_Your objective:_ Repeat every line of the listing below exactly, minus the pictures.

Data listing
^^^^^^^^
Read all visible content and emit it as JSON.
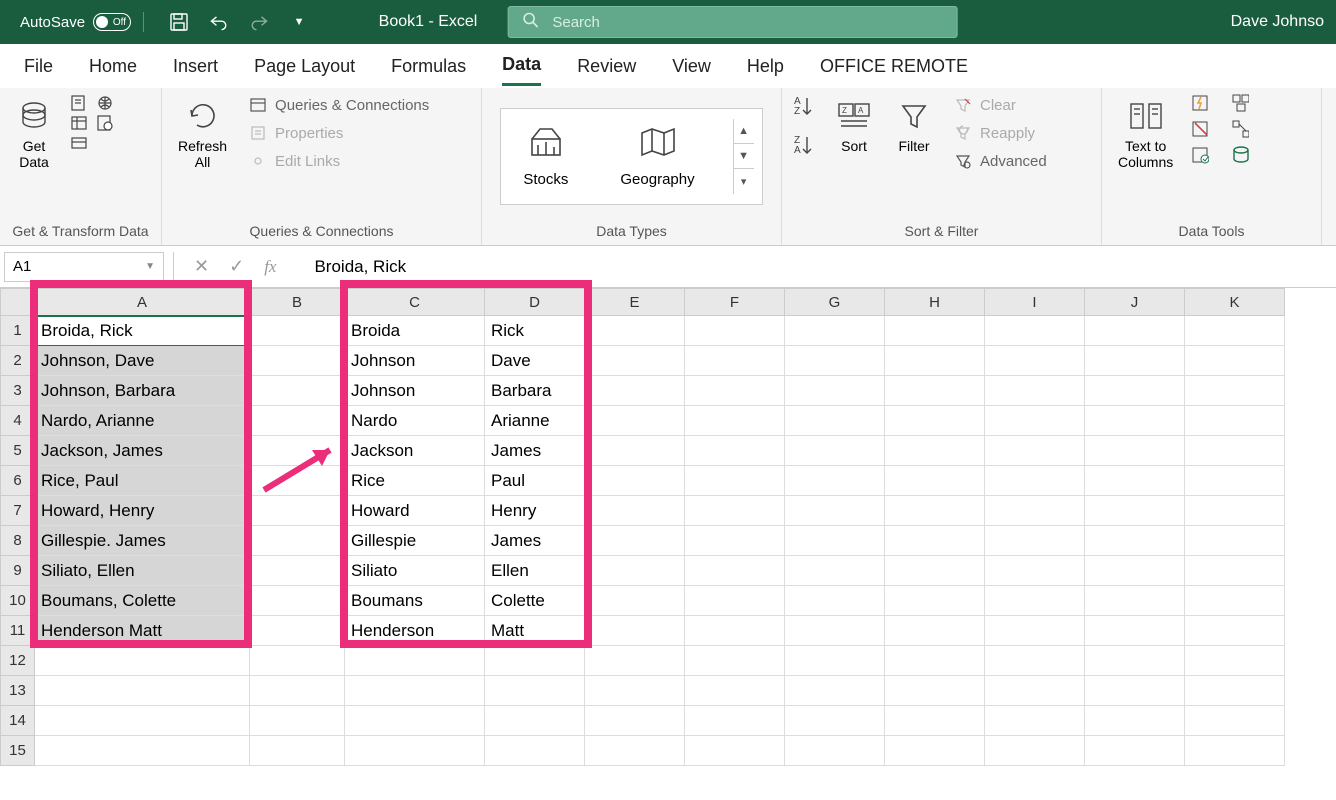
{
  "titlebar": {
    "autosave": "AutoSave",
    "autosave_state": "Off",
    "title": "Book1  -  Excel",
    "search_placeholder": "Search",
    "user": "Dave Johnso"
  },
  "tabs": [
    "File",
    "Home",
    "Insert",
    "Page Layout",
    "Formulas",
    "Data",
    "Review",
    "View",
    "Help",
    "OFFICE REMOTE"
  ],
  "active_tab": "Data",
  "ribbon": {
    "get_data": "Get\nData",
    "refresh_all": "Refresh\nAll",
    "queries_conn": "Queries & Connections",
    "properties": "Properties",
    "edit_links": "Edit Links",
    "stocks": "Stocks",
    "geography": "Geography",
    "sort": "Sort",
    "filter": "Filter",
    "clear": "Clear",
    "reapply": "Reapply",
    "advanced": "Advanced",
    "text_to_columns": "Text to\nColumns",
    "group_labels": {
      "g1": "Get & Transform Data",
      "g2": "Queries & Connections",
      "g3": "Data Types",
      "g4": "Sort & Filter",
      "g5": "Data Tools"
    }
  },
  "name_box": "A1",
  "formula": "Broida, Rick",
  "columns": [
    "A",
    "B",
    "C",
    "D",
    "E",
    "F",
    "G",
    "H",
    "I",
    "J",
    "K"
  ],
  "rows": [
    {
      "n": 1,
      "a": "Broida, Rick",
      "c": "Broida",
      "d": "Rick"
    },
    {
      "n": 2,
      "a": "Johnson, Dave",
      "c": "Johnson",
      "d": "Dave"
    },
    {
      "n": 3,
      "a": "Johnson, Barbara",
      "c": "Johnson",
      "d": "Barbara"
    },
    {
      "n": 4,
      "a": "Nardo, Arianne",
      "c": "Nardo",
      "d": "Arianne"
    },
    {
      "n": 5,
      "a": "Jackson, James",
      "c": "Jackson",
      "d": "James"
    },
    {
      "n": 6,
      "a": "Rice, Paul",
      "c": "Rice",
      "d": "Paul"
    },
    {
      "n": 7,
      "a": "Howard, Henry",
      "c": "Howard",
      "d": "Henry"
    },
    {
      "n": 8,
      "a": "Gillespie. James",
      "c": "Gillespie",
      "d": "James"
    },
    {
      "n": 9,
      "a": "Siliato, Ellen",
      "c": "Siliato",
      "d": "Ellen"
    },
    {
      "n": 10,
      "a": "Boumans, Colette",
      "c": "Boumans",
      "d": "Colette"
    },
    {
      "n": 11,
      "a": "Henderson Matt",
      "c": "Henderson",
      "d": "Matt"
    },
    {
      "n": 12,
      "a": "",
      "c": "",
      "d": ""
    },
    {
      "n": 13,
      "a": "",
      "c": "",
      "d": ""
    },
    {
      "n": 14,
      "a": "",
      "c": "",
      "d": ""
    },
    {
      "n": 15,
      "a": "",
      "c": "",
      "d": ""
    }
  ]
}
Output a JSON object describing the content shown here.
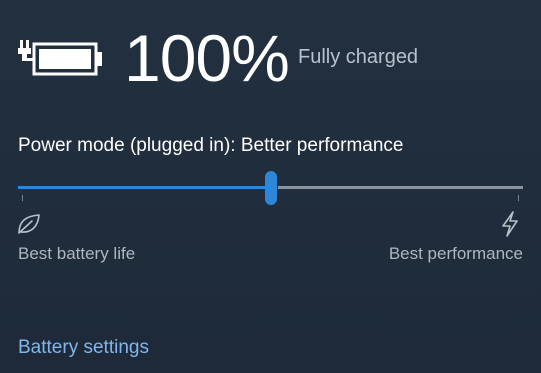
{
  "battery": {
    "percent_label": "100%",
    "status": "Fully charged",
    "charging": true,
    "icon": "battery-plugged-icon"
  },
  "power_mode": {
    "label": "Power mode (plugged in): Better performance",
    "value_fraction": 0.5,
    "min_label": "Best battery life",
    "max_label": "Best performance",
    "min_icon": "leaf-icon",
    "max_icon": "lightning-bolt-icon"
  },
  "links": {
    "battery_settings": "Battery settings"
  },
  "colors": {
    "background": "#1f2937",
    "accent": "#2f86d6",
    "link": "#7fb6f0",
    "muted_text": "#aeb6bf"
  }
}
^^^^^^^^
_Task answer:_
Read all visible content and emit it as JSON.
{
  "titlebar": {
    "autosave": "AutoSave",
    "autosave_state": "Off",
    "title": "Book1  -  Excel",
    "search_placeholder": "Search",
    "user": "Dave Johnso"
  },
  "tabs": [
    "File",
    "Home",
    "Insert",
    "Page Layout",
    "Formulas",
    "Data",
    "Review",
    "View",
    "Help",
    "OFFICE REMOTE"
  ],
  "active_tab": "Data",
  "ribbon": {
    "get_data": "Get\nData",
    "refresh_all": "Refresh\nAll",
    "queries_conn": "Queries & Connections",
    "properties": "Properties",
    "edit_links": "Edit Links",
    "stocks": "Stocks",
    "geography": "Geography",
    "sort": "Sort",
    "filter": "Filter",
    "clear": "Clear",
    "reapply": "Reapply",
    "advanced": "Advanced",
    "text_to_columns": "Text to\nColumns",
    "group_labels": {
      "g1": "Get & Transform Data",
      "g2": "Queries & Connections",
      "g3": "Data Types",
      "g4": "Sort & Filter",
      "g5": "Data Tools"
    }
  },
  "name_box": "A1",
  "formula": "Broida, Rick",
  "columns": [
    "A",
    "B",
    "C",
    "D",
    "E",
    "F",
    "G",
    "H",
    "I",
    "J",
    "K"
  ],
  "rows": [
    {
      "n": 1,
      "a": "Broida, Rick",
      "c": "Broida",
      "d": "Rick"
    },
    {
      "n": 2,
      "a": "Johnson, Dave",
      "c": "Johnson",
      "d": "Dave"
    },
    {
      "n": 3,
      "a": "Johnson, Barbara",
      "c": "Johnson",
      "d": "Barbara"
    },
    {
      "n": 4,
      "a": "Nardo, Arianne",
      "c": "Nardo",
      "d": "Arianne"
    },
    {
      "n": 5,
      "a": "Jackson, James",
      "c": "Jackson",
      "d": "James"
    },
    {
      "n": 6,
      "a": "Rice, Paul",
      "c": "Rice",
      "d": "Paul"
    },
    {
      "n": 7,
      "a": "Howard, Henry",
      "c": "Howard",
      "d": "Henry"
    },
    {
      "n": 8,
      "a": "Gillespie. James",
      "c": "Gillespie",
      "d": "James"
    },
    {
      "n": 9,
      "a": "Siliato, Ellen",
      "c": "Siliato",
      "d": "Ellen"
    },
    {
      "n": 10,
      "a": "Boumans, Colette",
      "c": "Boumans",
      "d": "Colette"
    },
    {
      "n": 11,
      "a": "Henderson Matt",
      "c": "Henderson",
      "d": "Matt"
    },
    {
      "n": 12,
      "a": "",
      "c": "",
      "d": ""
    },
    {
      "n": 13,
      "a": "",
      "c": "",
      "d": ""
    },
    {
      "n": 14,
      "a": "",
      "c": "",
      "d": ""
    },
    {
      "n": 15,
      "a": "",
      "c": "",
      "d": ""
    }
  ]
}
Output a JSON object describing the content shown here.
{
  "battery": {
    "percent_label": "100%",
    "status": "Fully charged",
    "charging": true,
    "icon": "battery-plugged-icon"
  },
  "power_mode": {
    "label": "Power mode (plugged in): Better performance",
    "value_fraction": 0.5,
    "min_label": "Best battery life",
    "max_label": "Best performance",
    "min_icon": "leaf-icon",
    "max_icon": "lightning-bolt-icon"
  },
  "links": {
    "battery_settings": "Battery settings"
  },
  "colors": {
    "background": "#1f2937",
    "accent": "#2f86d6",
    "link": "#7fb6f0",
    "muted_text": "#aeb6bf"
  }
}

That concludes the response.